Quote the records in full and leave their pictures out.

─── Entries supplied ───

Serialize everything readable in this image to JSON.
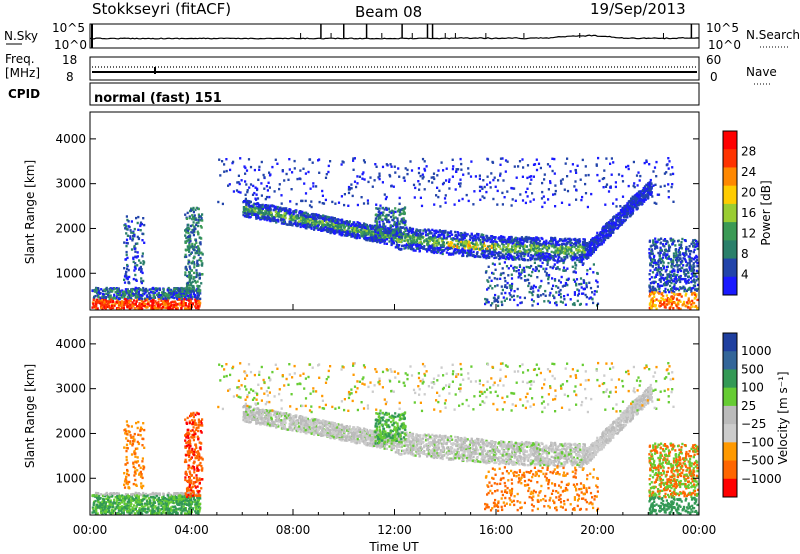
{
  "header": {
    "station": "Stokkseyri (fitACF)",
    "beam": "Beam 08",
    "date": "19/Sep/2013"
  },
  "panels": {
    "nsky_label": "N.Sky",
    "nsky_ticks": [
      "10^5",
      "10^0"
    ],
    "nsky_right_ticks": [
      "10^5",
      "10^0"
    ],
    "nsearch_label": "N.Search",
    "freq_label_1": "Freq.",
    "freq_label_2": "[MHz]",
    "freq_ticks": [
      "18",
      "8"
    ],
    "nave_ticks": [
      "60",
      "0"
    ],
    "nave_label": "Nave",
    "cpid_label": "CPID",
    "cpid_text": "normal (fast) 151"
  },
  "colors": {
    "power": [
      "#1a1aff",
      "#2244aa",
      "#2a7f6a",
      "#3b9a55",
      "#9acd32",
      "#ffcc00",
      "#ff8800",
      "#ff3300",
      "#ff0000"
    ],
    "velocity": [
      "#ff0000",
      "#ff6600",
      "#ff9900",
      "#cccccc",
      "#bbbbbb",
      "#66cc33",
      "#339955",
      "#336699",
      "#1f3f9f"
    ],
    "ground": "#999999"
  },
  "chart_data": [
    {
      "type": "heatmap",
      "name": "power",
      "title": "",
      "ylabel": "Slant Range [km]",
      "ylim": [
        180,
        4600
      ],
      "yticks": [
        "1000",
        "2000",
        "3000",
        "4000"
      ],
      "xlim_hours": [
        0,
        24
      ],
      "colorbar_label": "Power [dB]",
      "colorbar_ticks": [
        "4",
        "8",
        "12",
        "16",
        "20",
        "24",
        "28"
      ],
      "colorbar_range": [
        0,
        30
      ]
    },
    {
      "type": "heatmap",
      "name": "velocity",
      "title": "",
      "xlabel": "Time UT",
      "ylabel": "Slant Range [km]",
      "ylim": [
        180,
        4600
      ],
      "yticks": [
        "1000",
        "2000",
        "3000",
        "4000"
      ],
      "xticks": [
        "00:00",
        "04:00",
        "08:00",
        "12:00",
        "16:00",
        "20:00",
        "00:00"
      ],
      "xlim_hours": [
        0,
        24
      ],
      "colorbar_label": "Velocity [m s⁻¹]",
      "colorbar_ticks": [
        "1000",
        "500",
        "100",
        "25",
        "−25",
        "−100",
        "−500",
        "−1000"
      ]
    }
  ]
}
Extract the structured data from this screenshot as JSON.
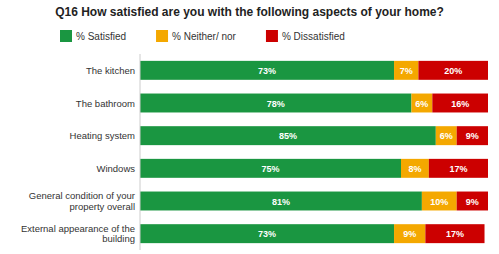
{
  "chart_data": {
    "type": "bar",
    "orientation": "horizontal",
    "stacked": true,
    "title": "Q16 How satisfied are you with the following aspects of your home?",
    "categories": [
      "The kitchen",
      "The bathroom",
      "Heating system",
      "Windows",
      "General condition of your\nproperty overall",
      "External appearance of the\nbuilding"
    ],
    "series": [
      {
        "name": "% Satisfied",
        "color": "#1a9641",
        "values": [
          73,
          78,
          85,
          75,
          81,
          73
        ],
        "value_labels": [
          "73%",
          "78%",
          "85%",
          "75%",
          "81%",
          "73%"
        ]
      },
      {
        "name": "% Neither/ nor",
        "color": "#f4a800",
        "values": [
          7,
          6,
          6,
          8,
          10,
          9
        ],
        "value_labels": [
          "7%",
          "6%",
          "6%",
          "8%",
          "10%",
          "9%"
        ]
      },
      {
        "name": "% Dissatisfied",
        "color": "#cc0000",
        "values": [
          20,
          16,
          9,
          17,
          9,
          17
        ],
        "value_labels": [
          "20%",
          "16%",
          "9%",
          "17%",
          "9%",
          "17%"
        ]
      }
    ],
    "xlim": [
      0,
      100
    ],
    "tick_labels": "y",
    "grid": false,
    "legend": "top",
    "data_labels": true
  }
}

───

- [Answer to this task]
Serialize everything readable in this image to JSON.
{
  "header": {
    "station": "Stokkseyri (fitACF)",
    "beam": "Beam 08",
    "date": "19/Sep/2013"
  },
  "panels": {
    "nsky_label": "N.Sky",
    "nsky_ticks": [
      "10^5",
      "10^0"
    ],
    "nsky_right_ticks": [
      "10^5",
      "10^0"
    ],
    "nsearch_label": "N.Search",
    "freq_label_1": "Freq.",
    "freq_label_2": "[MHz]",
    "freq_ticks": [
      "18",
      "8"
    ],
    "nave_ticks": [
      "60",
      "0"
    ],
    "nave_label": "Nave",
    "cpid_label": "CPID",
    "cpid_text": "normal (fast) 151"
  },
  "colors": {
    "power": [
      "#1a1aff",
      "#2244aa",
      "#2a7f6a",
      "#3b9a55",
      "#9acd32",
      "#ffcc00",
      "#ff8800",
      "#ff3300",
      "#ff0000"
    ],
    "velocity": [
      "#ff0000",
      "#ff6600",
      "#ff9900",
      "#cccccc",
      "#bbbbbb",
      "#66cc33",
      "#339955",
      "#336699",
      "#1f3f9f"
    ],
    "ground": "#999999"
  },
  "chart_data": [
    {
      "type": "heatmap",
      "name": "power",
      "title": "",
      "ylabel": "Slant Range [km]",
      "ylim": [
        180,
        4600
      ],
      "yticks": [
        "1000",
        "2000",
        "3000",
        "4000"
      ],
      "xlim_hours": [
        0,
        24
      ],
      "colorbar_label": "Power [dB]",
      "colorbar_ticks": [
        "4",
        "8",
        "12",
        "16",
        "20",
        "24",
        "28"
      ],
      "colorbar_range": [
        0,
        30
      ]
    },
    {
      "type": "heatmap",
      "name": "velocity",
      "title": "",
      "xlabel": "Time UT",
      "ylabel": "Slant Range [km]",
      "ylim": [
        180,
        4600
      ],
      "yticks": [
        "1000",
        "2000",
        "3000",
        "4000"
      ],
      "xticks": [
        "00:00",
        "04:00",
        "08:00",
        "12:00",
        "16:00",
        "20:00",
        "00:00"
      ],
      "xlim_hours": [
        0,
        24
      ],
      "colorbar_label": "Velocity [m s⁻¹]",
      "colorbar_ticks": [
        "1000",
        "500",
        "100",
        "25",
        "−25",
        "−100",
        "−500",
        "−1000"
      ]
    }
  ]
}
Extract the structured data from this screenshot as JSON.
{
  "chart_data": {
    "type": "bar",
    "orientation": "horizontal",
    "stacked": true,
    "title": "Q16 How satisfied are you with the following aspects of your home?",
    "categories": [
      "The kitchen",
      "The bathroom",
      "Heating system",
      "Windows",
      "General condition of your\nproperty overall",
      "External appearance of the\nbuilding"
    ],
    "series": [
      {
        "name": "% Satisfied",
        "color": "#1a9641",
        "values": [
          73,
          78,
          85,
          75,
          81,
          73
        ],
        "value_labels": [
          "73%",
          "78%",
          "85%",
          "75%",
          "81%",
          "73%"
        ]
      },
      {
        "name": "% Neither/ nor",
        "color": "#f4a800",
        "values": [
          7,
          6,
          6,
          8,
          10,
          9
        ],
        "value_labels": [
          "7%",
          "6%",
          "6%",
          "8%",
          "10%",
          "9%"
        ]
      },
      {
        "name": "% Dissatisfied",
        "color": "#cc0000",
        "values": [
          20,
          16,
          9,
          17,
          9,
          17
        ],
        "value_labels": [
          "20%",
          "16%",
          "9%",
          "17%",
          "9%",
          "17%"
        ]
      }
    ],
    "xlim": [
      0,
      100
    ],
    "tick_labels": "y",
    "grid": false,
    "legend": "top",
    "data_labels": true
  }
}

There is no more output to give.